Records from a data source:
[Start]

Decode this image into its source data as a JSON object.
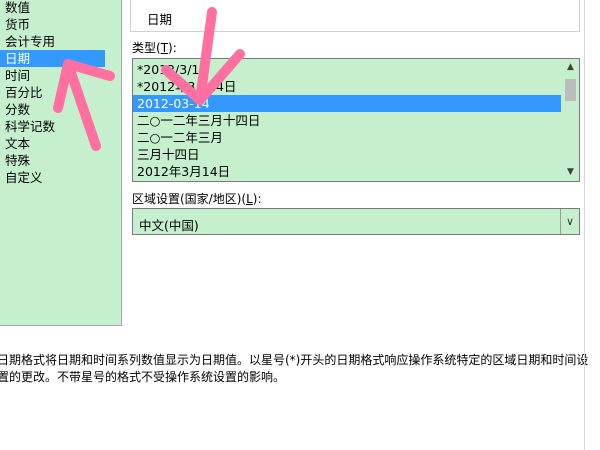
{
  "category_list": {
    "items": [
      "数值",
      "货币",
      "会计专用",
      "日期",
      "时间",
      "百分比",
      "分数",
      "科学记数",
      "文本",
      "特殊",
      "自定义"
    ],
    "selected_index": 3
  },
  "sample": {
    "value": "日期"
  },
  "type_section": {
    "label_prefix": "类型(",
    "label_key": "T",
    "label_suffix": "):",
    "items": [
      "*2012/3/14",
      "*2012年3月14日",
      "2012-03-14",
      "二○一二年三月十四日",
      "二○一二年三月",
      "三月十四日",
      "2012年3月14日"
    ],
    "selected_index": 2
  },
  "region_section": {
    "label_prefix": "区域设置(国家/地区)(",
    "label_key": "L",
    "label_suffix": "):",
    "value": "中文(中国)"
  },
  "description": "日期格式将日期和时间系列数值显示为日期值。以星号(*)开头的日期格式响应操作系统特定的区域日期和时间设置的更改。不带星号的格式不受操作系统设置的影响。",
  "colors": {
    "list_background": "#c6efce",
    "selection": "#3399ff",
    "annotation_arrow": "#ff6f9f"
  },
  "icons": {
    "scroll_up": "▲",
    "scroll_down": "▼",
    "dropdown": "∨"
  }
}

[End]

■ **Given problem**: Can the entries above be repeated exactly, without their pictures?

■ **Task output**:
Decode this image into its source data as a JSON object.
{
  "category_list": {
    "items": [
      "数值",
      "货币",
      "会计专用",
      "日期",
      "时间",
      "百分比",
      "分数",
      "科学记数",
      "文本",
      "特殊",
      "自定义"
    ],
    "selected_index": 3
  },
  "sample": {
    "value": "日期"
  },
  "type_section": {
    "label_prefix": "类型(",
    "label_key": "T",
    "label_suffix": "):",
    "items": [
      "*2012/3/14",
      "*2012年3月14日",
      "2012-03-14",
      "二○一二年三月十四日",
      "二○一二年三月",
      "三月十四日",
      "2012年3月14日"
    ],
    "selected_index": 2
  },
  "region_section": {
    "label_prefix": "区域设置(国家/地区)(",
    "label_key": "L",
    "label_suffix": "):",
    "value": "中文(中国)"
  },
  "description": "日期格式将日期和时间系列数值显示为日期值。以星号(*)开头的日期格式响应操作系统特定的区域日期和时间设置的更改。不带星号的格式不受操作系统设置的影响。",
  "colors": {
    "list_background": "#c6efce",
    "selection": "#3399ff",
    "annotation_arrow": "#ff6f9f"
  },
  "icons": {
    "scroll_up": "▲",
    "scroll_down": "▼",
    "dropdown": "∨"
  }
}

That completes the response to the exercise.